> **EXERCISE AIM**
Extract and list every line that contains the word "wrong".

Records from a dataset
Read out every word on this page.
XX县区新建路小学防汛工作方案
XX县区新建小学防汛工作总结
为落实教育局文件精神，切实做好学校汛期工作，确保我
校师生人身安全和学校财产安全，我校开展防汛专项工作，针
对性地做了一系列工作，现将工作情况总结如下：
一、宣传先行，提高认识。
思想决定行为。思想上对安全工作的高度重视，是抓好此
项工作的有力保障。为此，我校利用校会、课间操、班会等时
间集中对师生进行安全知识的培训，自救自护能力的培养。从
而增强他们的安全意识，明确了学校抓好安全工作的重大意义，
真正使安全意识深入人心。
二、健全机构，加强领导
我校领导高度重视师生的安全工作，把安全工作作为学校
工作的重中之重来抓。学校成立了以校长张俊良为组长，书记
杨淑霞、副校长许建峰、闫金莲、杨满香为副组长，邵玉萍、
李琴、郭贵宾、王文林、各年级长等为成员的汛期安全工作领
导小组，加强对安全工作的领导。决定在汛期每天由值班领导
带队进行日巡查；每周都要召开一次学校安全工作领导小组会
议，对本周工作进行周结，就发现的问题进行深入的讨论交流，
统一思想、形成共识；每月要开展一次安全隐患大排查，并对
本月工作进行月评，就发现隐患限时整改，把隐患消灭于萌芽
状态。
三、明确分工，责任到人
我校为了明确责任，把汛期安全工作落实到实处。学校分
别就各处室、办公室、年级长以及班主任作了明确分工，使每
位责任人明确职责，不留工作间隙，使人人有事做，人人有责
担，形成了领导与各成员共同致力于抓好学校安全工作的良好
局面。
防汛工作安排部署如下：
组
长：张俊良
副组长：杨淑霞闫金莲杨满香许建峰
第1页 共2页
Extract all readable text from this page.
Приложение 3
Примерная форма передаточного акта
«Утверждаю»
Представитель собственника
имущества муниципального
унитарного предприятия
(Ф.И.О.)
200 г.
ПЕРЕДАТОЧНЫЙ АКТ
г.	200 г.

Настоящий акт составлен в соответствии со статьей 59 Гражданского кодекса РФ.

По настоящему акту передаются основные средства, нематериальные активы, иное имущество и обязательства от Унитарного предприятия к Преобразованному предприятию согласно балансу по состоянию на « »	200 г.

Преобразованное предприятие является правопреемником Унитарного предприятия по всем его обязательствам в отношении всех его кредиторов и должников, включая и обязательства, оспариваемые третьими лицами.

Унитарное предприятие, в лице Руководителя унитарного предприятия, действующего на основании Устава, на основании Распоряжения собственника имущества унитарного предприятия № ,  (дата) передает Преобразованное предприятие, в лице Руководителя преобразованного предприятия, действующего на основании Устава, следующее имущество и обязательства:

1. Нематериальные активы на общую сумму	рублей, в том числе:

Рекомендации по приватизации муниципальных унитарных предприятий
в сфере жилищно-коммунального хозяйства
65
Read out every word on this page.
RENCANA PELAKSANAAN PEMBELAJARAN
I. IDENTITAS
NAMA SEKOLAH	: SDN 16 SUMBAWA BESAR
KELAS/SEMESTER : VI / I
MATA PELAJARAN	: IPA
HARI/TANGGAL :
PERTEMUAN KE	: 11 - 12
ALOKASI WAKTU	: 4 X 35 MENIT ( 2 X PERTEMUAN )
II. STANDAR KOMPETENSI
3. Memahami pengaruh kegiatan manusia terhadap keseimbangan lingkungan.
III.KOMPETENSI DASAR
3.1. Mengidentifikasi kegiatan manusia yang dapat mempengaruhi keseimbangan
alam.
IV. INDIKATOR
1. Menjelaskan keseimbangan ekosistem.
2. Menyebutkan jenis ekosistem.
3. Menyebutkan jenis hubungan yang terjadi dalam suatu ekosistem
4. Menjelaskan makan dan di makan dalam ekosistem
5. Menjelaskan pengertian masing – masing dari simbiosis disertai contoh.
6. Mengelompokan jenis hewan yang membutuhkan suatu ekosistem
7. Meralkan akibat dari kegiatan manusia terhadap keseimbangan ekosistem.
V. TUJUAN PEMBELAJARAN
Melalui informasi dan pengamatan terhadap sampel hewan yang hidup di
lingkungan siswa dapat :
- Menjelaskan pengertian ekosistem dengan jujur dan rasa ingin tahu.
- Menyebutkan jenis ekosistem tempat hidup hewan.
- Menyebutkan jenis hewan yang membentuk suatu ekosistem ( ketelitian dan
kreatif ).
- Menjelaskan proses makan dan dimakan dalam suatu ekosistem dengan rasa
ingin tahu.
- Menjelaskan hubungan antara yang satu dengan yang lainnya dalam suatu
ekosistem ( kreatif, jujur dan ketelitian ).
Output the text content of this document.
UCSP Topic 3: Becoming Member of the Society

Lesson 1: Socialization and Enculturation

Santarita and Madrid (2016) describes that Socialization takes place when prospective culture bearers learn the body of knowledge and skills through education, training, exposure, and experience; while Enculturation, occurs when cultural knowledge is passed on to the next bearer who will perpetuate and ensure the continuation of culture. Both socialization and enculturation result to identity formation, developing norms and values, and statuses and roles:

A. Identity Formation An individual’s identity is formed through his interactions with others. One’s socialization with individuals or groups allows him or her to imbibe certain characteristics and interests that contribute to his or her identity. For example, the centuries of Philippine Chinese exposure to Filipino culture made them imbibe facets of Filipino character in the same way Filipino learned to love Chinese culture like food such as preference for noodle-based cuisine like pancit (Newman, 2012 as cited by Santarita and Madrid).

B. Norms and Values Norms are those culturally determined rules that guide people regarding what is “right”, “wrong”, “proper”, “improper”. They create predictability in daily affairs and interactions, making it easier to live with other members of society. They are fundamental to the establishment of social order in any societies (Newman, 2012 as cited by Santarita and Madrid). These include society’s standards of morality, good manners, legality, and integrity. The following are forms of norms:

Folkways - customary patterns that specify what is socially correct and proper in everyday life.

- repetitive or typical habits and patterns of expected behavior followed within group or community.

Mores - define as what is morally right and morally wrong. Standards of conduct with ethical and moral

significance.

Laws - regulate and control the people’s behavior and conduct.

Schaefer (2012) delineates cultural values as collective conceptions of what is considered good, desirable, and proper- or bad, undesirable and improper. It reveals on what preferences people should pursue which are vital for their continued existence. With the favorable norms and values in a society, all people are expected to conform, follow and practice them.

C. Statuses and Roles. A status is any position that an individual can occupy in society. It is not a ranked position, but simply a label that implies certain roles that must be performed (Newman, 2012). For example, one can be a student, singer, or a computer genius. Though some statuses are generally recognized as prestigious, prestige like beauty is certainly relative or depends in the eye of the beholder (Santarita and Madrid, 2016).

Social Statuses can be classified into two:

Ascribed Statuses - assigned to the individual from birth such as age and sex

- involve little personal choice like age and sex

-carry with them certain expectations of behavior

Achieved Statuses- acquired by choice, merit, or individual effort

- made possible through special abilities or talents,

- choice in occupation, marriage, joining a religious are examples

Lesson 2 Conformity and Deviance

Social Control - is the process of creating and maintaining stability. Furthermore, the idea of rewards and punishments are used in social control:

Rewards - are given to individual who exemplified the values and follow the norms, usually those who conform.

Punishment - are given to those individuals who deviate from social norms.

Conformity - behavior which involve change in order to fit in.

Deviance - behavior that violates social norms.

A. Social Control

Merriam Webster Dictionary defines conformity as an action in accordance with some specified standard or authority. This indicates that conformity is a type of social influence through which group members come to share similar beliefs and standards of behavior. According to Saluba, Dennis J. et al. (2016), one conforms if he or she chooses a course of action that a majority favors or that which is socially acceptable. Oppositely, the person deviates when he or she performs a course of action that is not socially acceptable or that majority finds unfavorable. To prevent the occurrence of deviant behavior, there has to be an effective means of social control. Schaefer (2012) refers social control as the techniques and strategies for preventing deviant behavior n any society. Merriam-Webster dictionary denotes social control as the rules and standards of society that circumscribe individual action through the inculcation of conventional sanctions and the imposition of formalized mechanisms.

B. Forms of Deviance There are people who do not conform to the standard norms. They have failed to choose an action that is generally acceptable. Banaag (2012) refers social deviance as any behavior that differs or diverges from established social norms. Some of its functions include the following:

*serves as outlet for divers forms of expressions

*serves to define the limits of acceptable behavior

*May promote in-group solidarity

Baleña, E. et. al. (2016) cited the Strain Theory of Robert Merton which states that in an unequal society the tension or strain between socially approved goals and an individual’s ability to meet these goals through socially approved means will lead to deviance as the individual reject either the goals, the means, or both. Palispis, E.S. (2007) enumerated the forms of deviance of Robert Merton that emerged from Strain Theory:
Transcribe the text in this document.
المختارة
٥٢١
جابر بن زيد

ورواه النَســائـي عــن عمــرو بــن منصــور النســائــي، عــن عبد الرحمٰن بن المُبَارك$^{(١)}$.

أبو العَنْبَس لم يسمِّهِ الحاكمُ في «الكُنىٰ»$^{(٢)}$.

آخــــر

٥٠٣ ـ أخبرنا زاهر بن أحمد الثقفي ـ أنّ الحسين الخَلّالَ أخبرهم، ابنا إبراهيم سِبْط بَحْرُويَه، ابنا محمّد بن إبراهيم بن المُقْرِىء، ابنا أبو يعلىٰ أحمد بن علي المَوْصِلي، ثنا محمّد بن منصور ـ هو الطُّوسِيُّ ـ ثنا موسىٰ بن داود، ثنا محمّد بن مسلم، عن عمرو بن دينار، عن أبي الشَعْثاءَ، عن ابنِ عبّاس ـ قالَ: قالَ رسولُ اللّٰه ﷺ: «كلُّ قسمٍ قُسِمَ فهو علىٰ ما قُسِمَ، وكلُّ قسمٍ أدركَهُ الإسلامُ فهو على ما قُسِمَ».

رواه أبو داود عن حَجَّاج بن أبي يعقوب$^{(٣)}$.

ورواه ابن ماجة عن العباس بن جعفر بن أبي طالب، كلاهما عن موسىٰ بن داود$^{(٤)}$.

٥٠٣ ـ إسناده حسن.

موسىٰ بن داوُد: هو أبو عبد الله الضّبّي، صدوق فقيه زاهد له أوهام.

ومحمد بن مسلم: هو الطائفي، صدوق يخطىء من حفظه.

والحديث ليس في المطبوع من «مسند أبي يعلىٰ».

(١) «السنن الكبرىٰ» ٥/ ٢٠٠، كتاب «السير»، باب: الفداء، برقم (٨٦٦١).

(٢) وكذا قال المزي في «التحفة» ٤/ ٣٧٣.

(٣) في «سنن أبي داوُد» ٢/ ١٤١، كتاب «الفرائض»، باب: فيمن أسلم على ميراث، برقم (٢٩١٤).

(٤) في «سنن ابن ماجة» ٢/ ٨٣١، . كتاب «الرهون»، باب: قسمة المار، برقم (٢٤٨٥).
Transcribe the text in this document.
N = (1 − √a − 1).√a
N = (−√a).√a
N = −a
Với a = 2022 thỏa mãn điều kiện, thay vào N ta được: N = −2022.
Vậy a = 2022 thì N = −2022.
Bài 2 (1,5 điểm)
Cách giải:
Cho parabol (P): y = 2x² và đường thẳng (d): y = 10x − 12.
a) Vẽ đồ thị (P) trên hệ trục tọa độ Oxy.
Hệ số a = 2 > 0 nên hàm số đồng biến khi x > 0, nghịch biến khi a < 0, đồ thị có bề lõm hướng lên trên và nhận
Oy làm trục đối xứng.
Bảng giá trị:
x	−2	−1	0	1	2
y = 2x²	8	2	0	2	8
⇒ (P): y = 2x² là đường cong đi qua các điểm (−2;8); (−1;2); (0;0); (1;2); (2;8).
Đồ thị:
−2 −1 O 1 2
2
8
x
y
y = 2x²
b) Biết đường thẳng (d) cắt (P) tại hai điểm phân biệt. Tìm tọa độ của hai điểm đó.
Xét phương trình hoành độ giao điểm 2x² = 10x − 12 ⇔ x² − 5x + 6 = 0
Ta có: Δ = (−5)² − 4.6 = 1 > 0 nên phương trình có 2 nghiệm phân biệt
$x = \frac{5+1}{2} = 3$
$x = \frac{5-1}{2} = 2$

> **EXPECTED ANSWER**
B. Norms and Values Norms are those culturally determined rules that guide people regarding what is “right”, “wrong”, “proper”, “improper”. They create predictability in daily affairs and interactions, making it easier to live with other members of society. They are fundamental to the establishment of social order in any societies (Newman, 2012 as cited by Santarita and Madrid). These include society’s standards of morality, good manners, legality, and integrity. The following are forms of norms:
Mores - define as what is morally right and morally wrong. Standards of conduct with ethical and moral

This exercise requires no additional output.